[Stored records]
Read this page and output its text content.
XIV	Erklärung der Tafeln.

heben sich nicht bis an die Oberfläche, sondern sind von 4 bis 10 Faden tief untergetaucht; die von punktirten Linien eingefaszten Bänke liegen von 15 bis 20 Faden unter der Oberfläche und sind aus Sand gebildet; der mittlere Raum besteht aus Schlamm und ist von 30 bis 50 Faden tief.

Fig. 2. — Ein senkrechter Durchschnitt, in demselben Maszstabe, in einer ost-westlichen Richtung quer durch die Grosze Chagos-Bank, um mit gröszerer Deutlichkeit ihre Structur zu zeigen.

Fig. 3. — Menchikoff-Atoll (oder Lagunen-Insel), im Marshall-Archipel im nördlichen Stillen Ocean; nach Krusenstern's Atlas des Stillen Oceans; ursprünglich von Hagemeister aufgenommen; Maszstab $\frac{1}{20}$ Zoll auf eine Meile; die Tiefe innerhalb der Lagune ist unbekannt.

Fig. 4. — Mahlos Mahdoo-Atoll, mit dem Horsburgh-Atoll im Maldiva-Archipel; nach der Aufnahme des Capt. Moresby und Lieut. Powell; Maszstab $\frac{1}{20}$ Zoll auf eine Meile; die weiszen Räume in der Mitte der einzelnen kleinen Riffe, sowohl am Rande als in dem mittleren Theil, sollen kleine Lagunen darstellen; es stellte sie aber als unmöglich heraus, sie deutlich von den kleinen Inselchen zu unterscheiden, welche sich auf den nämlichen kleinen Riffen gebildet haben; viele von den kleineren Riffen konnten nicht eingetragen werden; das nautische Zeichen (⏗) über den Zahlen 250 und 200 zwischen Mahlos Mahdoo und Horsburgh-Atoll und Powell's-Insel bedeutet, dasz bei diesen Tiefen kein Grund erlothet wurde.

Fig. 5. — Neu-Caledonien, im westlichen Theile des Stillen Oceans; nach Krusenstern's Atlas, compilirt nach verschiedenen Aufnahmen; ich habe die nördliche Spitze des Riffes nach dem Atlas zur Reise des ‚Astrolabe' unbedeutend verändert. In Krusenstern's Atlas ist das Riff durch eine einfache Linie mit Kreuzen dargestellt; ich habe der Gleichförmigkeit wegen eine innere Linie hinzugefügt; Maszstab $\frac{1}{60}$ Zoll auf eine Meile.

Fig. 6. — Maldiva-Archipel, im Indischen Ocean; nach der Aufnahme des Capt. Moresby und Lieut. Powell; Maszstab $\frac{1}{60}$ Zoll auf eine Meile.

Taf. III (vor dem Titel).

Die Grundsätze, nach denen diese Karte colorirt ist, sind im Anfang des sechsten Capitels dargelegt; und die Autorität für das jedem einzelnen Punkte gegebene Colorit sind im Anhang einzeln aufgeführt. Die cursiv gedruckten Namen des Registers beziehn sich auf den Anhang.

§ Exercise objective
The whole of the data above must be given again, unaltered and complete.

§ Answer to the exercise
Read this page and output its text content.
XIV	Erklärung der Tafeln.

heben sich nicht bis an die Oberfläche, sondern sind von 4 bis 10 Faden tief untergetaucht; die von punktirten Linien eingefaszten Bänke liegen von 15 bis 20 Faden unter der Oberfläche und sind aus Sand gebildet; der mittlere Raum besteht aus Schlamm und ist von 30 bis 50 Faden tief.

Fig. 2. — Ein senkrechter Durchschnitt, in demselben Maszstabe, in einer ost-westlichen Richtung quer durch die Grosze Chagos-Bank, um mit gröszerer Deutlichkeit ihre Structur zu zeigen.

Fig. 3. — Menchikoff-Atoll (oder Lagunen-Insel), im Marshall-Archipel im nördlichen Stillen Ocean; nach Krusenstern's Atlas des Stillen Oceans; ursprünglich von Hagemeister aufgenommen; Maszstab $\frac{1}{20}$ Zoll auf eine Meile; die Tiefe innerhalb der Lagune ist unbekannt.

Fig. 4. — Mahlos Mahdoo-Atoll, mit dem Horsburgh-Atoll im Maldiva-Archipel; nach der Aufnahme des Capt. Moresby und Lieut. Powell; Maszstab $\frac{1}{20}$ Zoll auf eine Meile; die weiszen Räume in der Mitte der einzelnen kleinen Riffe, sowohl am Rande als in dem mittleren Theil, sollen kleine Lagunen darstellen; es stellte sie aber als unmöglich heraus, sie deutlich von den kleinen Inselchen zu unterscheiden, welche sich auf den nämlichen kleinen Riffen gebildet haben; viele von den kleineren Riffen konnten nicht eingetragen werden; das nautische Zeichen (⏗) über den Zahlen 250 und 200 zwischen Mahlos Mahdoo und Horsburgh-Atoll und Powell's-Insel bedeutet, dasz bei diesen Tiefen kein Grund erlothet wurde.

Fig. 5. — Neu-Caledonien, im westlichen Theile des Stillen Oceans; nach Krusenstern's Atlas, compilirt nach verschiedenen Aufnahmen; ich habe die nördliche Spitze des Riffes nach dem Atlas zur Reise des ‚Astrolabe' unbedeutend verändert. In Krusenstern's Atlas ist das Riff durch eine einfache Linie mit Kreuzen dargestellt; ich habe der Gleichförmigkeit wegen eine innere Linie hinzugefügt; Maszstab $\frac{1}{60}$ Zoll auf eine Meile.

Fig. 6. — Maldiva-Archipel, im Indischen Ocean; nach der Aufnahme des Capt. Moresby und Lieut. Powell; Maszstab $\frac{1}{60}$ Zoll auf eine Meile.

Taf. III (vor dem Titel).

Die Grundsätze, nach denen diese Karte colorirt ist, sind im Anfang des sechsten Capitels dargelegt; und die Autorität für das jedem einzelnen Punkte gegebene Colorit sind im Anhang einzeln aufgeführt. Die cursiv gedruckten Namen des Registers beziehn sich auf den Anhang.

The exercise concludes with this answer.